■ Required work
State only the count of lines in the listing below that hold "JSON".
○ ○ ○ ○
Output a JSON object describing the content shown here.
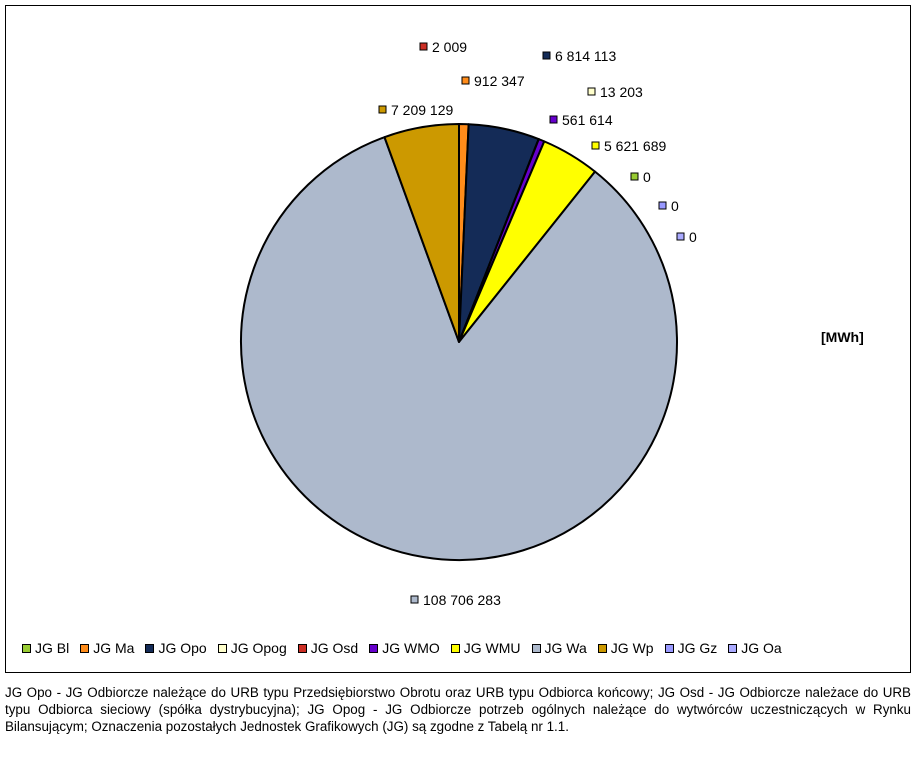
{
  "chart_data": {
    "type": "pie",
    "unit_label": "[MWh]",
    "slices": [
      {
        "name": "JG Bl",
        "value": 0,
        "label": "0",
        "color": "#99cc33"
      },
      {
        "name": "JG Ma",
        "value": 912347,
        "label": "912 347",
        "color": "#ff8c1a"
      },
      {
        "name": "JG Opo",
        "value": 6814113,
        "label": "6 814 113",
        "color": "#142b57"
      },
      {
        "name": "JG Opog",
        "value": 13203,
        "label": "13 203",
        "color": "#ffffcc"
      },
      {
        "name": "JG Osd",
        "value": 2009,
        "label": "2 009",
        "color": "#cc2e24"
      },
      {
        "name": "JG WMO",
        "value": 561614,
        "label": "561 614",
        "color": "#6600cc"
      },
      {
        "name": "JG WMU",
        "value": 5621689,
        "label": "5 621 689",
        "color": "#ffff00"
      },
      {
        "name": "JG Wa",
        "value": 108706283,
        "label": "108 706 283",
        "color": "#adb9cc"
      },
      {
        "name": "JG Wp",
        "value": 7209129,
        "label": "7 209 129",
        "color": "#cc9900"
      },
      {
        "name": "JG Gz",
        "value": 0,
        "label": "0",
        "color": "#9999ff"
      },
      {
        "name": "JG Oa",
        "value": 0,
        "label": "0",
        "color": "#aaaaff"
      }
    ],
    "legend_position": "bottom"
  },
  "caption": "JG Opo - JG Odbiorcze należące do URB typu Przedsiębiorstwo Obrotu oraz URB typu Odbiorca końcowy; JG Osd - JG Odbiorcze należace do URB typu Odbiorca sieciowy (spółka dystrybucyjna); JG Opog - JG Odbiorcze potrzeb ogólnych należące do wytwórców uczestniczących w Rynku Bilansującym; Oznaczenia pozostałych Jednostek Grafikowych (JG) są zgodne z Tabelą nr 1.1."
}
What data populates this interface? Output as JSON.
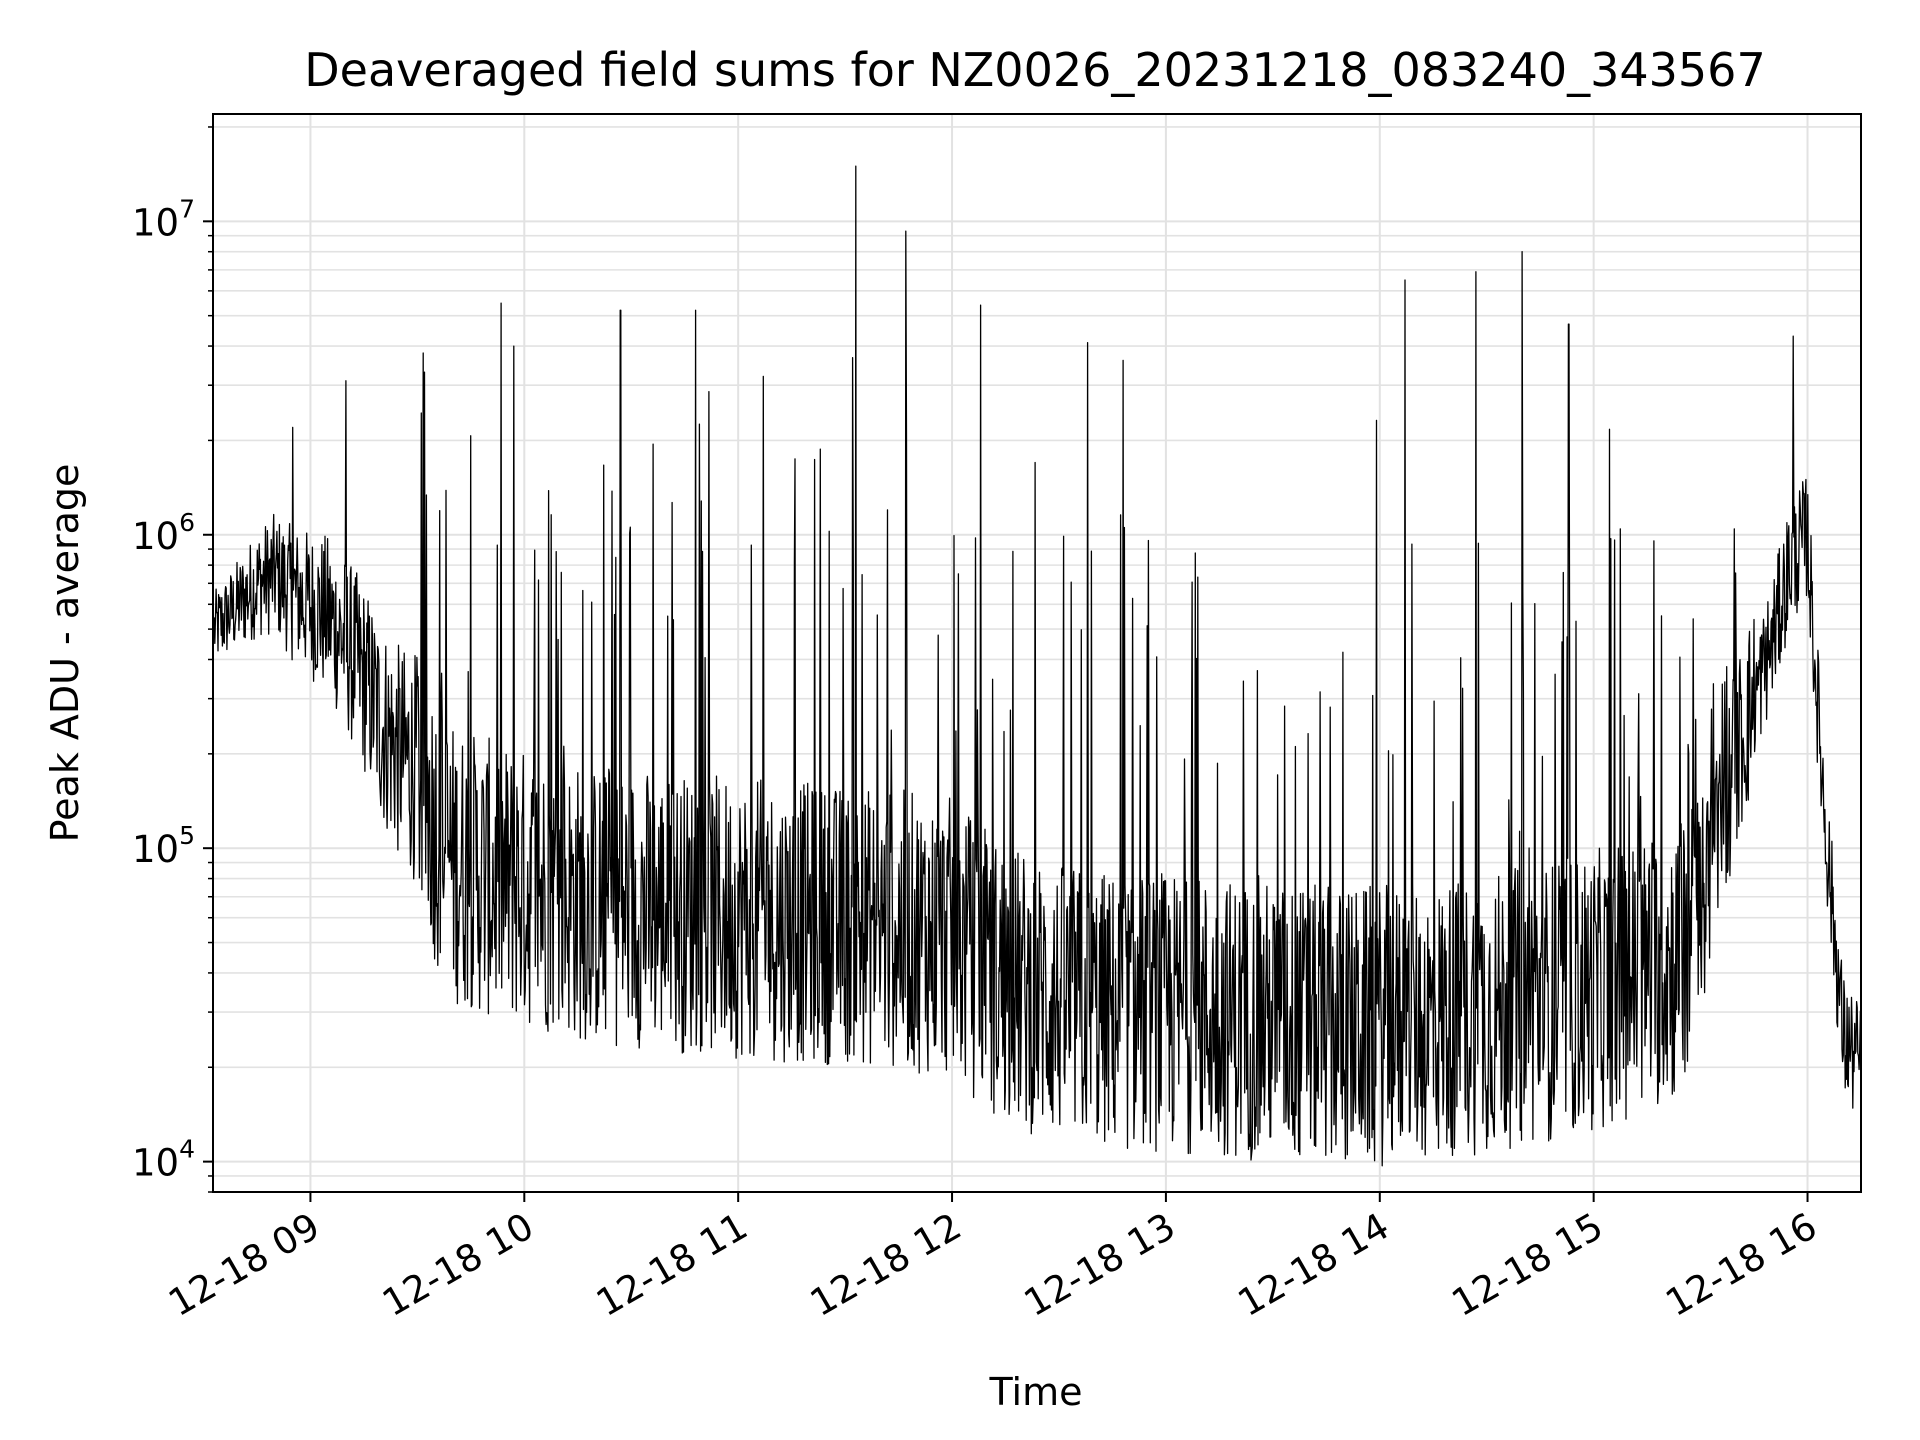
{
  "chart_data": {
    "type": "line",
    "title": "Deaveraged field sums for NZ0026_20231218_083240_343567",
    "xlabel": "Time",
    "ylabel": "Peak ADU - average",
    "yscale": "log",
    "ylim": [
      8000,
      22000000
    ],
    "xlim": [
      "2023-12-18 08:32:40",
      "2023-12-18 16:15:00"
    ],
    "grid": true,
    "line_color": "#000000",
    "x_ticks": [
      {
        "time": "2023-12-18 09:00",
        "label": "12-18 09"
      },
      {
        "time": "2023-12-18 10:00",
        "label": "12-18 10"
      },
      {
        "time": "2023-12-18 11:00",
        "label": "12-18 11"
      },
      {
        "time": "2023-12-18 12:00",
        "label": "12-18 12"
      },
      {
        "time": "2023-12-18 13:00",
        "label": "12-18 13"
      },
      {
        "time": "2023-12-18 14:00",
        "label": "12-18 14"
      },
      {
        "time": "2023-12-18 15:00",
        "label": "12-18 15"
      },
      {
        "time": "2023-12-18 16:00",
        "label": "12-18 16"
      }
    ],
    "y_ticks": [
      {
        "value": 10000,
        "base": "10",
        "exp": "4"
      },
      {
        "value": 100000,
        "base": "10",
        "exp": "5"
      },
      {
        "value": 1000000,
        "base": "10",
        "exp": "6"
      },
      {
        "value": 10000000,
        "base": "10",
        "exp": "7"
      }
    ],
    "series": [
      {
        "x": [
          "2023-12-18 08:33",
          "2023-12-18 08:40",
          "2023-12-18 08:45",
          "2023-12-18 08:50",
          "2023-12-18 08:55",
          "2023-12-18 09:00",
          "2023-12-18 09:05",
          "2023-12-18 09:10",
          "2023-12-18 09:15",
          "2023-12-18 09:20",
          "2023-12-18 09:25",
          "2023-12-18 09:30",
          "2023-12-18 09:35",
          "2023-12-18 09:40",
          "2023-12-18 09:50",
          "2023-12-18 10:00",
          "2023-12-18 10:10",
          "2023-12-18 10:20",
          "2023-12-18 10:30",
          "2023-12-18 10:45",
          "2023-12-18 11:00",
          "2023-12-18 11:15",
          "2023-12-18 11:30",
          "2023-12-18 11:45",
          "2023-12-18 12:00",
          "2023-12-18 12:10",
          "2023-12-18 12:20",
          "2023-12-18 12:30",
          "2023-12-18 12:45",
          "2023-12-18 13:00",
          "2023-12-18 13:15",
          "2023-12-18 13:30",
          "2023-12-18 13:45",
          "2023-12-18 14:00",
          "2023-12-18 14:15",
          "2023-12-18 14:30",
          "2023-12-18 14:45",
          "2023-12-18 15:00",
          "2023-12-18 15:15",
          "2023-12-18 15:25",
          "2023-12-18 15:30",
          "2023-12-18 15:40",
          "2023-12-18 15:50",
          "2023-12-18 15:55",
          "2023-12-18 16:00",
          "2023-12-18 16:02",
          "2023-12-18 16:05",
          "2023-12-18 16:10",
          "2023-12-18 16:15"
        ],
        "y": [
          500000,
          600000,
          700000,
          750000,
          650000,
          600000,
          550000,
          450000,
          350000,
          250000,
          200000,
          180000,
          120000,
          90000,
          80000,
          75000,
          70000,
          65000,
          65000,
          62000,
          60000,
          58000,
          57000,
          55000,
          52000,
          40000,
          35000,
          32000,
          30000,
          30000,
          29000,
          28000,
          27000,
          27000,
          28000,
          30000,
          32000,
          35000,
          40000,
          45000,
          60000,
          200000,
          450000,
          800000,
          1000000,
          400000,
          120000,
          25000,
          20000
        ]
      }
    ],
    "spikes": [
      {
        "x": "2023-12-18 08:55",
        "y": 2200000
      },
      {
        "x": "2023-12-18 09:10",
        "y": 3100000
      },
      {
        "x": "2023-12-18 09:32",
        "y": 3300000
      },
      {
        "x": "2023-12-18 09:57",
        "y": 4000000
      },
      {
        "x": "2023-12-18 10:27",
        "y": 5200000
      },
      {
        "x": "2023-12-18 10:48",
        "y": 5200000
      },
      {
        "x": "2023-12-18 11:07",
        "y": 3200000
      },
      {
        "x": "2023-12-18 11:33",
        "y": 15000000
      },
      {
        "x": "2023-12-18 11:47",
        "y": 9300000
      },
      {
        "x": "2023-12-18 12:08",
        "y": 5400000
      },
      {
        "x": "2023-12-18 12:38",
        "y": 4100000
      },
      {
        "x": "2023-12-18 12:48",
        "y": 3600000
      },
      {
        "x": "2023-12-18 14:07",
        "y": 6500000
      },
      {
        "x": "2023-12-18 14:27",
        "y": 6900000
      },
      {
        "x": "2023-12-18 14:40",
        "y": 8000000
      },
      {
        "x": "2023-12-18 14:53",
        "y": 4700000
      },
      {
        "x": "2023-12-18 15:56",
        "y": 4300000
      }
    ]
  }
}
○ ○ ○ ○
■ Full solution
2